▸ Do this:
Reproduce all entries verbatim, with nothing added or dropped.

▸ Records shown:
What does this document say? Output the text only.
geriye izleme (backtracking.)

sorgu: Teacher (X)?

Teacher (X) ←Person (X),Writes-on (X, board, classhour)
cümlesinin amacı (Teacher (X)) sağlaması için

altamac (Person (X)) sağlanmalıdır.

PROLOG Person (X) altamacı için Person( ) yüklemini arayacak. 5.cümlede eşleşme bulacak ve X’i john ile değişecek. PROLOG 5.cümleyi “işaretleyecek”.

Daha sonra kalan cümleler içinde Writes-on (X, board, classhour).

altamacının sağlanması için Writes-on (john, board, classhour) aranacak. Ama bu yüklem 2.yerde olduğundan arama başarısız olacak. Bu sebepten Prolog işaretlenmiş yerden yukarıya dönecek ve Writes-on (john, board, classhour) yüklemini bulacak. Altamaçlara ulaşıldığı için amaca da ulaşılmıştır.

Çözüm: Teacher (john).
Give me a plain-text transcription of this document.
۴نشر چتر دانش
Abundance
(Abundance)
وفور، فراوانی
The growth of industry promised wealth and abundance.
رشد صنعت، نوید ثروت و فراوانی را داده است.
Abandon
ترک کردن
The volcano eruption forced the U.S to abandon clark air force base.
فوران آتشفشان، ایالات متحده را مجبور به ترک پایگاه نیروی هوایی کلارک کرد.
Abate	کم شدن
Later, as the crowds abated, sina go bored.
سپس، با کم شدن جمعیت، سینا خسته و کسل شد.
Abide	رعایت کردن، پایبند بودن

▸ Complete output:
What does this document say? Output the text only.
geriye izleme (backtracking.)

sorgu: Teacher (X)?

Teacher (X) ←Person (X),Writes-on (X, board, classhour)
cümlesinin amacı (Teacher (X)) sağlaması için

altamac (Person (X)) sağlanmalıdır.

PROLOG Person (X) altamacı için Person( ) yüklemini arayacak. 5.cümlede eşleşme bulacak ve X’i john ile değişecek. PROLOG 5.cümleyi “işaretleyecek”.

Daha sonra kalan cümleler içinde Writes-on (X, board, classhour).

altamacının sağlanması için Writes-on (john, board, classhour) aranacak. Ama bu yüklem 2.yerde olduğundan arama başarısız olacak. Bu sebepten Prolog işaretlenmiş yerden yukarıya dönecek ve Writes-on (john, board, classhour) yüklemini bulacak. Altamaçlara ulaşıldığı için amaca da ulaşılmıştır.

Çözüm: Teacher (john).
Give me a plain-text transcription of this document.
۴نشر چتر دانش
Abundance
(Abundance)
وفور، فراوانی
The growth of industry promised wealth and abundance.
رشد صنعت، نوید ثروت و فراوانی را داده است.
Abandon
ترک کردن
The volcano eruption forced the U.S to abandon clark air force base.
فوران آتشفشان، ایالات متحده را مجبور به ترک پایگاه نیروی هوایی کلارک کرد.
Abate	کم شدن
Later, as the crowds abated, sina go bored.
سپس، با کم شدن جمعیت، سینا خسته و کسل شد.
Abide	رعایت کردن، پایبند بودن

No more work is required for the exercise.